▸ **Directions for this task**
Reproduce each line of the entries below character for character.

▸ **Input records**
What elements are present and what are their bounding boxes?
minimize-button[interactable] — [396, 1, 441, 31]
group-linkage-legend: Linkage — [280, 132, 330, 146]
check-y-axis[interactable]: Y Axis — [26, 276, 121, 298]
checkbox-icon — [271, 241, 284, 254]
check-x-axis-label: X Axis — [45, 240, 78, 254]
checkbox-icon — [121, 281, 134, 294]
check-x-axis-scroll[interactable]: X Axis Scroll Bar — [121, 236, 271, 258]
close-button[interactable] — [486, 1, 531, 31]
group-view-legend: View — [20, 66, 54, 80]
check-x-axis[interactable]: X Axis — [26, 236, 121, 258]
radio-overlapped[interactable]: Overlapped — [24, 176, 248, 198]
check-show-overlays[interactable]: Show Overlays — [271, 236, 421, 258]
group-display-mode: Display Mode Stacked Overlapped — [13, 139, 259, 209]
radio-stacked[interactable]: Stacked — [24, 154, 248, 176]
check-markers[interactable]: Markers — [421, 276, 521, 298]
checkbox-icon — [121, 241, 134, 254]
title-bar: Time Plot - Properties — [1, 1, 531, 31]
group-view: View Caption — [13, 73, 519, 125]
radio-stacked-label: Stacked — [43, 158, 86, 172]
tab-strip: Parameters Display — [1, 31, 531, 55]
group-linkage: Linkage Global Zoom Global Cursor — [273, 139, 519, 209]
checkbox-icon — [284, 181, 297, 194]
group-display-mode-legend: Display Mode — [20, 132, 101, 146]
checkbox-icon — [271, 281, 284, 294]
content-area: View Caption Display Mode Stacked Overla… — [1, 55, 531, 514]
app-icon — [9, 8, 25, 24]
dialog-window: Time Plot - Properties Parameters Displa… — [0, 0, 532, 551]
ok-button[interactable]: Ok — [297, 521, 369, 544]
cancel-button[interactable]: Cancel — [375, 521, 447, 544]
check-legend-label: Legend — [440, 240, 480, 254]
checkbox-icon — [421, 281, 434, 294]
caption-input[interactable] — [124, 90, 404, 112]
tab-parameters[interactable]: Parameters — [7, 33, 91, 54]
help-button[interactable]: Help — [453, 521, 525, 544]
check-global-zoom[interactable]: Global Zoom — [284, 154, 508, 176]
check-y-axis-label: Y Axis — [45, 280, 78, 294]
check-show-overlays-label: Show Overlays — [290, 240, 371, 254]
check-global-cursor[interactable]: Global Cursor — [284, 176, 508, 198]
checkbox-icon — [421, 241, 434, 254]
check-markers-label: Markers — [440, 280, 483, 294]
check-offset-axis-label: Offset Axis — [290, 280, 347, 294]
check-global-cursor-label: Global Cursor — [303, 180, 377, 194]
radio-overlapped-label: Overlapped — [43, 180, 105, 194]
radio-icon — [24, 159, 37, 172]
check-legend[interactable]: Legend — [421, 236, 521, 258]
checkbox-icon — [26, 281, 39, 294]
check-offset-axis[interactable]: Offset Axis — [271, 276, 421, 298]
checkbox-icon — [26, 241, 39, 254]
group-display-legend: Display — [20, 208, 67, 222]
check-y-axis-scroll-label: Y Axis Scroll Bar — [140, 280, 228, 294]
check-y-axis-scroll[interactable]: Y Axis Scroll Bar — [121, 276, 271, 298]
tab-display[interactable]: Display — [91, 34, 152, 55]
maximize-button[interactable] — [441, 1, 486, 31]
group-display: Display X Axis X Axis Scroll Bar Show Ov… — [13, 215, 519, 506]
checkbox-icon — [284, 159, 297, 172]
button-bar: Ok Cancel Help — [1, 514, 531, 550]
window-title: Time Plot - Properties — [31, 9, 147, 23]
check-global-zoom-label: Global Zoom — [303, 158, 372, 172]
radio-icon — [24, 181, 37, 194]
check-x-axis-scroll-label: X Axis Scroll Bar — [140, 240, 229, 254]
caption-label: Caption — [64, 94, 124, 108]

▸ **Exercise solution**
What elements are present and what are their bounding boxes?
minimize-button[interactable] — [396, 1, 441, 31]
group-linkage-legend: Linkage — [280, 132, 330, 146]
check-y-axis[interactable]: Y Axis — [26, 276, 121, 298]
checkbox-icon — [271, 241, 284, 254]
check-x-axis-label: X Axis — [45, 240, 78, 254]
checkbox-icon — [121, 281, 134, 294]
check-x-axis-scroll[interactable]: X Axis Scroll Bar — [121, 236, 271, 258]
close-button[interactable] — [486, 1, 531, 31]
group-view-legend: View — [20, 66, 54, 80]
check-x-axis[interactable]: X Axis — [26, 236, 121, 258]
radio-overlapped[interactable]: Overlapped — [24, 176, 248, 198]
check-show-overlays[interactable]: Show Overlays — [271, 236, 421, 258]
group-display-mode: Display Mode Stacked Overlapped — [13, 139, 259, 209]
radio-stacked[interactable]: Stacked — [24, 154, 248, 176]
check-markers[interactable]: Markers — [421, 276, 521, 298]
checkbox-icon — [121, 241, 134, 254]
title-bar: Time Plot - Properties — [1, 1, 531, 31]
group-view: View Caption — [13, 73, 519, 125]
radio-stacked-label: Stacked — [43, 158, 86, 172]
tab-strip: Parameters Display — [1, 31, 531, 55]
group-linkage: Linkage Global Zoom Global Cursor — [273, 139, 519, 209]
checkbox-icon — [284, 181, 297, 194]
group-display-mode-legend: Display Mode — [20, 132, 101, 146]
checkbox-icon — [271, 281, 284, 294]
content-area: View Caption Display Mode Stacked Overla… — [1, 55, 531, 514]
app-icon — [9, 8, 25, 24]
dialog-window: Time Plot - Properties Parameters Displa… — [0, 0, 532, 551]
ok-button[interactable]: Ok — [297, 521, 369, 544]
cancel-button[interactable]: Cancel — [375, 521, 447, 544]
check-legend-label: Legend — [440, 240, 480, 254]
checkbox-icon — [421, 281, 434, 294]
caption-input[interactable] — [124, 90, 404, 112]
tab-parameters[interactable]: Parameters — [7, 33, 91, 54]
help-button[interactable]: Help — [453, 521, 525, 544]
check-global-zoom[interactable]: Global Zoom — [284, 154, 508, 176]
check-y-axis-label: Y Axis — [45, 280, 78, 294]
check-show-overlays-label: Show Overlays — [290, 240, 371, 254]
check-global-cursor[interactable]: Global Cursor — [284, 176, 508, 198]
checkbox-icon — [421, 241, 434, 254]
check-markers-label: Markers — [440, 280, 483, 294]
check-offset-axis-label: Offset Axis — [290, 280, 347, 294]
check-global-cursor-label: Global Cursor — [303, 180, 377, 194]
radio-overlapped-label: Overlapped — [43, 180, 105, 194]
radio-icon — [24, 159, 37, 172]
check-legend[interactable]: Legend — [421, 236, 521, 258]
checkbox-icon — [26, 281, 39, 294]
check-offset-axis[interactable]: Offset Axis — [271, 276, 421, 298]
checkbox-icon — [26, 241, 39, 254]
group-display-legend: Display — [20, 208, 67, 222]
check-y-axis-scroll-label: Y Axis Scroll Bar — [140, 280, 228, 294]
check-y-axis-scroll[interactable]: Y Axis Scroll Bar — [121, 276, 271, 298]
tab-display[interactable]: Display — [91, 34, 152, 55]
maximize-button[interactable] — [441, 1, 486, 31]
group-display: Display X Axis X Axis Scroll Bar Show Ov… — [13, 215, 519, 506]
checkbox-icon — [284, 159, 297, 172]
button-bar: Ok Cancel Help — [1, 514, 531, 550]
window-title: Time Plot - Properties — [31, 9, 147, 23]
check-global-zoom-label: Global Zoom — [303, 158, 372, 172]
radio-icon — [24, 181, 37, 194]
check-x-axis-scroll-label: X Axis Scroll Bar — [140, 240, 229, 254]
caption-label: Caption — [64, 94, 124, 108]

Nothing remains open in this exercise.